● **Your objective**
Retype the full set of records. Keep every character identical.

-- begin --

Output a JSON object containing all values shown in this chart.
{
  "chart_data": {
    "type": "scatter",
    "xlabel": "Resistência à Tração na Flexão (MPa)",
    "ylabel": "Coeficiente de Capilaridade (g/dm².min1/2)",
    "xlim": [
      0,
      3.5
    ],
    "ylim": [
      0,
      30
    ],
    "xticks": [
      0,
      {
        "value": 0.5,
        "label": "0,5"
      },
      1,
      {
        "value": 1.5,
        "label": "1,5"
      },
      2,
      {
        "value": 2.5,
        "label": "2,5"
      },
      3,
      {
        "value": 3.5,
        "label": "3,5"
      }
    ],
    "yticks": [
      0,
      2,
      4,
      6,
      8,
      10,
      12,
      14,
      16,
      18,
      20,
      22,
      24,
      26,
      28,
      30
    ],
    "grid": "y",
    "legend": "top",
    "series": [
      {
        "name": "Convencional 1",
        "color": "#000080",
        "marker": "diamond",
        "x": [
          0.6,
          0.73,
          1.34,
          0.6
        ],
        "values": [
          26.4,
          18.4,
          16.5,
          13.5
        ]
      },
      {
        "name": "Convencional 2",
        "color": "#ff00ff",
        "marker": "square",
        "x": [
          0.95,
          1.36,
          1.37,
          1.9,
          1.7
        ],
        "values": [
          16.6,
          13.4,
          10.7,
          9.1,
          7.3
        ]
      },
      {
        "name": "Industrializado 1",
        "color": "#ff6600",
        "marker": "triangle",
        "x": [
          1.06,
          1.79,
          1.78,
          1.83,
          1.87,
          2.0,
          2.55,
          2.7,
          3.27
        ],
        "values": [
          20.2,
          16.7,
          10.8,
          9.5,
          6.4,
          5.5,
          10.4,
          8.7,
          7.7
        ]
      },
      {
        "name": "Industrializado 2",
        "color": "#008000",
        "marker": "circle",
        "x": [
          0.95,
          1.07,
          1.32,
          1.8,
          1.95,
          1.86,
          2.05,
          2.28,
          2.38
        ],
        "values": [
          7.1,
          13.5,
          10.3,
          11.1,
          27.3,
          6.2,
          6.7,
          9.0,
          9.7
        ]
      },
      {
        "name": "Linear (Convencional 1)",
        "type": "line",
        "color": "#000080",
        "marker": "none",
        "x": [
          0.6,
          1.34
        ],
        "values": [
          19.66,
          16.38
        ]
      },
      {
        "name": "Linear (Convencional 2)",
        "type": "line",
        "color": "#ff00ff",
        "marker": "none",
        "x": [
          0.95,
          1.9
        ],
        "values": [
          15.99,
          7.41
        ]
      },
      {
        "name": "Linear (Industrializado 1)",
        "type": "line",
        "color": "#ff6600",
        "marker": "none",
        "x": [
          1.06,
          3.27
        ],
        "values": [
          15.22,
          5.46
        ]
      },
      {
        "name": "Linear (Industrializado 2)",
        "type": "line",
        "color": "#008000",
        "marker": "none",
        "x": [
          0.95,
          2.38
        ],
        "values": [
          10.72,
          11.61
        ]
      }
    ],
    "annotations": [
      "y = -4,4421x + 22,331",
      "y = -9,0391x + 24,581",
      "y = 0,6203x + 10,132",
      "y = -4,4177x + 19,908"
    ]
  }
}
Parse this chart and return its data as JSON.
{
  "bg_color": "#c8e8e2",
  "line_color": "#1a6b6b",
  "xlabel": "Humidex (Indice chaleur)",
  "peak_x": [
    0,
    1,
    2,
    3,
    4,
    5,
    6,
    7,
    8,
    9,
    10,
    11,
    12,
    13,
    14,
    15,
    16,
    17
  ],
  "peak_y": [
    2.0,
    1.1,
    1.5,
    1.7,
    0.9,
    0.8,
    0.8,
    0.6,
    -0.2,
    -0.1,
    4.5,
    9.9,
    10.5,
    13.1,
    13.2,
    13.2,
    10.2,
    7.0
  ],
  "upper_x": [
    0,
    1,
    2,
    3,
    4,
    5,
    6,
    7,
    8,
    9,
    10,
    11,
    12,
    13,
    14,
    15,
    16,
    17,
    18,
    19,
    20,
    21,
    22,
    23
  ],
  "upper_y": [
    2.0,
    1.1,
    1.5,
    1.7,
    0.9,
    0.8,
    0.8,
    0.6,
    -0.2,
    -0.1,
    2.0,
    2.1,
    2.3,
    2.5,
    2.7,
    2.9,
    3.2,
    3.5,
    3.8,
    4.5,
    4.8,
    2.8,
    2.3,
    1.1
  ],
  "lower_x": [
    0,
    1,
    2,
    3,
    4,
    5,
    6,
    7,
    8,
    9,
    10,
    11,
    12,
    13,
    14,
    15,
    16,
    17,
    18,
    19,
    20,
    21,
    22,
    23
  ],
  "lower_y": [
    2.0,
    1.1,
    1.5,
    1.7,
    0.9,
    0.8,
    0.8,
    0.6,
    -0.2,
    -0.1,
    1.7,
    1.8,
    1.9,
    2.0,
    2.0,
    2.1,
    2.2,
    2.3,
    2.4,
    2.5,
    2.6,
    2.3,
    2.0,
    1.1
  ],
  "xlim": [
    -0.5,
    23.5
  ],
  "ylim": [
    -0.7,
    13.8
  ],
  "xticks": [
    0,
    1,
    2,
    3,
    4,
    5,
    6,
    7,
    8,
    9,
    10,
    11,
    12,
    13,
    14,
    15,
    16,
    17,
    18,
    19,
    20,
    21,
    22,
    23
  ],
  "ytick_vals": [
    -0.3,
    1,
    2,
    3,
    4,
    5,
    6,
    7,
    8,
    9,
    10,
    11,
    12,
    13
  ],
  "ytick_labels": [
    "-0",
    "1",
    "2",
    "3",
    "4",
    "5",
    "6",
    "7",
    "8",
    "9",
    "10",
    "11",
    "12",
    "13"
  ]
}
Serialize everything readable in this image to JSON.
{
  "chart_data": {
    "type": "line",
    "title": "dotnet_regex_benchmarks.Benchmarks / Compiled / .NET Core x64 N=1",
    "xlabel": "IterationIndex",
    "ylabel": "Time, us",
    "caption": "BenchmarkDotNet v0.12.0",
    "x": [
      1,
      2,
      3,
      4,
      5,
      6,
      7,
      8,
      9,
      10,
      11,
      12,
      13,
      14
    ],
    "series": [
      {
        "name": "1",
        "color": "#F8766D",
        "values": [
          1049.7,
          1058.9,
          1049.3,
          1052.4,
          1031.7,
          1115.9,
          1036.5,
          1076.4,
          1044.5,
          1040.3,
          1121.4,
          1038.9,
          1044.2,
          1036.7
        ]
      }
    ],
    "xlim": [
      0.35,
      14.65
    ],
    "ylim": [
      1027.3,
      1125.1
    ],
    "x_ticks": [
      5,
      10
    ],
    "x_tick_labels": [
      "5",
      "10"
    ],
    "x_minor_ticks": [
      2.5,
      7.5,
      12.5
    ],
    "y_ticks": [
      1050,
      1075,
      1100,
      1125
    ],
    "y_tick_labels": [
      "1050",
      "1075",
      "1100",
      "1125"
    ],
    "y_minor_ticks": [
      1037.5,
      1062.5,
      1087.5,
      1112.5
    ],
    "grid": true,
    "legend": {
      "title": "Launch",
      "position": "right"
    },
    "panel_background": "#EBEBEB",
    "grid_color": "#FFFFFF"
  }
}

-- end --

● **Final answer**
Output a JSON object containing all values shown in this chart.
{
  "chart_data": {
    "type": "scatter",
    "xlabel": "Resistência à Tração na Flexão (MPa)",
    "ylabel": "Coeficiente de Capilaridade (g/dm².min1/2)",
    "xlim": [
      0,
      3.5
    ],
    "ylim": [
      0,
      30
    ],
    "xticks": [
      0,
      {
        "value": 0.5,
        "label": "0,5"
      },
      1,
      {
        "value": 1.5,
        "label": "1,5"
      },
      2,
      {
        "value": 2.5,
        "label": "2,5"
      },
      3,
      {
        "value": 3.5,
        "label": "3,5"
      }
    ],
    "yticks": [
      0,
      2,
      4,
      6,
      8,
      10,
      12,
      14,
      16,
      18,
      20,
      22,
      24,
      26,
      28,
      30
    ],
    "grid": "y",
    "legend": "top",
    "series": [
      {
        "name": "Convencional 1",
        "color": "#000080",
        "marker": "diamond",
        "x": [
          0.6,
          0.73,
          1.34,
          0.6
        ],
        "values": [
          26.4,
          18.4,
          16.5,
          13.5
        ]
      },
      {
        "name": "Convencional 2",
        "color": "#ff00ff",
        "marker": "square",
        "x": [
          0.95,
          1.36,
          1.37,
          1.9,
          1.7
        ],
        "values": [
          16.6,
          13.4,
          10.7,
          9.1,
          7.3
        ]
      },
      {
        "name": "Industrializado 1",
        "color": "#ff6600",
        "marker": "triangle",
        "x": [
          1.06,
          1.79,
          1.78,
          1.83,
          1.87,
          2.0,
          2.55,
          2.7,
          3.27
        ],
        "values": [
          20.2,
          16.7,
          10.8,
          9.5,
          6.4,
          5.5,
          10.4,
          8.7,
          7.7
        ]
      },
      {
        "name": "Industrializado 2",
        "color": "#008000",
        "marker": "circle",
        "x": [
          0.95,
          1.07,
          1.32,
          1.8,
          1.95,
          1.86,
          2.05,
          2.28,
          2.38
        ],
        "values": [
          7.1,
          13.5,
          10.3,
          11.1,
          27.3,
          6.2,
          6.7,
          9.0,
          9.7
        ]
      },
      {
        "name": "Linear (Convencional 1)",
        "type": "line",
        "color": "#000080",
        "marker": "none",
        "x": [
          0.6,
          1.34
        ],
        "values": [
          19.66,
          16.38
        ]
      },
      {
        "name": "Linear (Convencional 2)",
        "type": "line",
        "color": "#ff00ff",
        "marker": "none",
        "x": [
          0.95,
          1.9
        ],
        "values": [
          15.99,
          7.41
        ]
      },
      {
        "name": "Linear (Industrializado 1)",
        "type": "line",
        "color": "#ff6600",
        "marker": "none",
        "x": [
          1.06,
          3.27
        ],
        "values": [
          15.22,
          5.46
        ]
      },
      {
        "name": "Linear (Industrializado 2)",
        "type": "line",
        "color": "#008000",
        "marker": "none",
        "x": [
          0.95,
          2.38
        ],
        "values": [
          10.72,
          11.61
        ]
      }
    ],
    "annotations": [
      "y = -4,4421x + 22,331",
      "y = -9,0391x + 24,581",
      "y = 0,6203x + 10,132",
      "y = -4,4177x + 19,908"
    ]
  }
}
Parse this chart and return its data as JSON.
{
  "bg_color": "#c8e8e2",
  "line_color": "#1a6b6b",
  "xlabel": "Humidex (Indice chaleur)",
  "peak_x": [
    0,
    1,
    2,
    3,
    4,
    5,
    6,
    7,
    8,
    9,
    10,
    11,
    12,
    13,
    14,
    15,
    16,
    17
  ],
  "peak_y": [
    2.0,
    1.1,
    1.5,
    1.7,
    0.9,
    0.8,
    0.8,
    0.6,
    -0.2,
    -0.1,
    4.5,
    9.9,
    10.5,
    13.1,
    13.2,
    13.2,
    10.2,
    7.0
  ],
  "upper_x": [
    0,
    1,
    2,
    3,
    4,
    5,
    6,
    7,
    8,
    9,
    10,
    11,
    12,
    13,
    14,
    15,
    16,
    17,
    18,
    19,
    20,
    21,
    22,
    23
  ],
  "upper_y": [
    2.0,
    1.1,
    1.5,
    1.7,
    0.9,
    0.8,
    0.8,
    0.6,
    -0.2,
    -0.1,
    2.0,
    2.1,
    2.3,
    2.5,
    2.7,
    2.9,
    3.2,
    3.5,
    3.8,
    4.5,
    4.8,
    2.8,
    2.3,
    1.1
  ],
  "lower_x": [
    0,
    1,
    2,
    3,
    4,
    5,
    6,
    7,
    8,
    9,
    10,
    11,
    12,
    13,
    14,
    15,
    16,
    17,
    18,
    19,
    20,
    21,
    22,
    23
  ],
  "lower_y": [
    2.0,
    1.1,
    1.5,
    1.7,
    0.9,
    0.8,
    0.8,
    0.6,
    -0.2,
    -0.1,
    1.7,
    1.8,
    1.9,
    2.0,
    2.0,
    2.1,
    2.2,
    2.3,
    2.4,
    2.5,
    2.6,
    2.3,
    2.0,
    1.1
  ],
  "xlim": [
    -0.5,
    23.5
  ],
  "ylim": [
    -0.7,
    13.8
  ],
  "xticks": [
    0,
    1,
    2,
    3,
    4,
    5,
    6,
    7,
    8,
    9,
    10,
    11,
    12,
    13,
    14,
    15,
    16,
    17,
    18,
    19,
    20,
    21,
    22,
    23
  ],
  "ytick_vals": [
    -0.3,
    1,
    2,
    3,
    4,
    5,
    6,
    7,
    8,
    9,
    10,
    11,
    12,
    13
  ],
  "ytick_labels": [
    "-0",
    "1",
    "2",
    "3",
    "4",
    "5",
    "6",
    "7",
    "8",
    "9",
    "10",
    "11",
    "12",
    "13"
  ]
}
Serialize everything readable in this image to JSON.
{
  "chart_data": {
    "type": "line",
    "title": "dotnet_regex_benchmarks.Benchmarks / Compiled / .NET Core x64 N=1",
    "xlabel": "IterationIndex",
    "ylabel": "Time, us",
    "caption": "BenchmarkDotNet v0.12.0",
    "x": [
      1,
      2,
      3,
      4,
      5,
      6,
      7,
      8,
      9,
      10,
      11,
      12,
      13,
      14
    ],
    "series": [
      {
        "name": "1",
        "color": "#F8766D",
        "values": [
          1049.7,
          1058.9,
          1049.3,
          1052.4,
          1031.7,
          1115.9,
          1036.5,
          1076.4,
          1044.5,
          1040.3,
          1121.4,
          1038.9,
          1044.2,
          1036.7
        ]
      }
    ],
    "xlim": [
      0.35,
      14.65
    ],
    "ylim": [
      1027.3,
      1125.1
    ],
    "x_ticks": [
      5,
      10
    ],
    "x_tick_labels": [
      "5",
      "10"
    ],
    "x_minor_ticks": [
      2.5,
      7.5,
      12.5
    ],
    "y_ticks": [
      1050,
      1075,
      1100,
      1125
    ],
    "y_tick_labels": [
      "1050",
      "1075",
      "1100",
      "1125"
    ],
    "y_minor_ticks": [
      1037.5,
      1062.5,
      1087.5,
      1112.5
    ],
    "grid": true,
    "legend": {
      "title": "Launch",
      "position": "right"
    },
    "panel_background": "#EBEBEB",
    "grid_color": "#FFFFFF"
  }
}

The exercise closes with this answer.